### Set exercise
Gather, from the listing beneath this task, every line holding the string "xlabel".

begin Input data

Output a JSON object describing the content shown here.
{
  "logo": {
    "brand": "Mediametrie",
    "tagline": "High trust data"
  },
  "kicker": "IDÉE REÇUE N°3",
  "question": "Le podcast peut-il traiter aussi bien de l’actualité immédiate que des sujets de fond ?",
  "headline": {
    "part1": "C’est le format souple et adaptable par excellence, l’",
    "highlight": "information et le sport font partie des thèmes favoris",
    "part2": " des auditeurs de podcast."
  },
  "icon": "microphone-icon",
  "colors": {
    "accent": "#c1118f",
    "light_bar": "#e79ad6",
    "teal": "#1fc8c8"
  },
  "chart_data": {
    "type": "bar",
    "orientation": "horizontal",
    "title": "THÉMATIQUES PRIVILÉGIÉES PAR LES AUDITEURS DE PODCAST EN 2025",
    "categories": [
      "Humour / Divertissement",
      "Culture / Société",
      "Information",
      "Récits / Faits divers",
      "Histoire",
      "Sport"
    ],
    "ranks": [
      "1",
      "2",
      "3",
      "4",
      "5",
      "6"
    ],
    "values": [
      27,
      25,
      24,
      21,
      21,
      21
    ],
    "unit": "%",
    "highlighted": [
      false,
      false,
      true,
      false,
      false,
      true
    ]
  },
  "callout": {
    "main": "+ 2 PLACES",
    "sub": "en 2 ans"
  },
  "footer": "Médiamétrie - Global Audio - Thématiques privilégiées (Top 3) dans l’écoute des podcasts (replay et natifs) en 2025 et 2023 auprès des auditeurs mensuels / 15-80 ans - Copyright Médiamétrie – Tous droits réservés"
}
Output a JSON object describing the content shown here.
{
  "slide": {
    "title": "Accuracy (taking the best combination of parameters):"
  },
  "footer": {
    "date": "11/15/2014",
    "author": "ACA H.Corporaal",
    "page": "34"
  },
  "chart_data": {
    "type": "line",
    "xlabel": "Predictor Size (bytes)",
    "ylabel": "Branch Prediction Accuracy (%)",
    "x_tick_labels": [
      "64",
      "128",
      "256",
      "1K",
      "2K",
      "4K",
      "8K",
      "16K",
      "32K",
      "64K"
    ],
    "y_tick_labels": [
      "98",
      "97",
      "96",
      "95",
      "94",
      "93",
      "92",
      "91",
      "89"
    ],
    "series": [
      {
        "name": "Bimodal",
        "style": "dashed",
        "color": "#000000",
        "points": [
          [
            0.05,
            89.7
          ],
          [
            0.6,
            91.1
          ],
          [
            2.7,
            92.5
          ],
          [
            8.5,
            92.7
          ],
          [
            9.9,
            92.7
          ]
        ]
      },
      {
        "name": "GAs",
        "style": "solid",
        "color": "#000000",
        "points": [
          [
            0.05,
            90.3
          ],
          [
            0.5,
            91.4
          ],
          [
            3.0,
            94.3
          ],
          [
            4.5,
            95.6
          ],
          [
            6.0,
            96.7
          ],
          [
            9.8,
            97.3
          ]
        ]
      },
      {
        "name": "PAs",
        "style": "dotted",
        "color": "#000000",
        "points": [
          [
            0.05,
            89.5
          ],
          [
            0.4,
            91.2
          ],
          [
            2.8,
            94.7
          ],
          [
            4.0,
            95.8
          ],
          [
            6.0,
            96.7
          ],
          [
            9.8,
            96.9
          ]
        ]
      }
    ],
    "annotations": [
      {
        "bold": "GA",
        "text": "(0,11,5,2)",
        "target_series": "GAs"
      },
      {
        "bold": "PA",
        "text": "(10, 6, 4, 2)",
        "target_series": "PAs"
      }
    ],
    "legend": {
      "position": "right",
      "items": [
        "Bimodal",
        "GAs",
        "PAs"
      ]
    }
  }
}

end Input data
begin Input data

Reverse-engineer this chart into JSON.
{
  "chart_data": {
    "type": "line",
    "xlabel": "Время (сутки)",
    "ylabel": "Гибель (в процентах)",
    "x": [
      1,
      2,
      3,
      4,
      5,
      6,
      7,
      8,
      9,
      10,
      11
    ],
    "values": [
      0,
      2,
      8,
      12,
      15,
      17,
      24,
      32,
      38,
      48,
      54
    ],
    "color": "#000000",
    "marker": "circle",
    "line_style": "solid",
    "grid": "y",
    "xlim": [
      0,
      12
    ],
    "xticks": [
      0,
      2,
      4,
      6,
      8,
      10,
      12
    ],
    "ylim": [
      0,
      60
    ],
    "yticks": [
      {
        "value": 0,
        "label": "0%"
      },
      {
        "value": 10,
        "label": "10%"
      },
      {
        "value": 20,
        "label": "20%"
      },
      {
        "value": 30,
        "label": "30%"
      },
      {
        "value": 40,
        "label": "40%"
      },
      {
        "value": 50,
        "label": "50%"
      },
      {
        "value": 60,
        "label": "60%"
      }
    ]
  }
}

end Input data

### Task solution
    "xlabel": "Predictor Size (bytes)",
    "xlabel": "Время (сутки)",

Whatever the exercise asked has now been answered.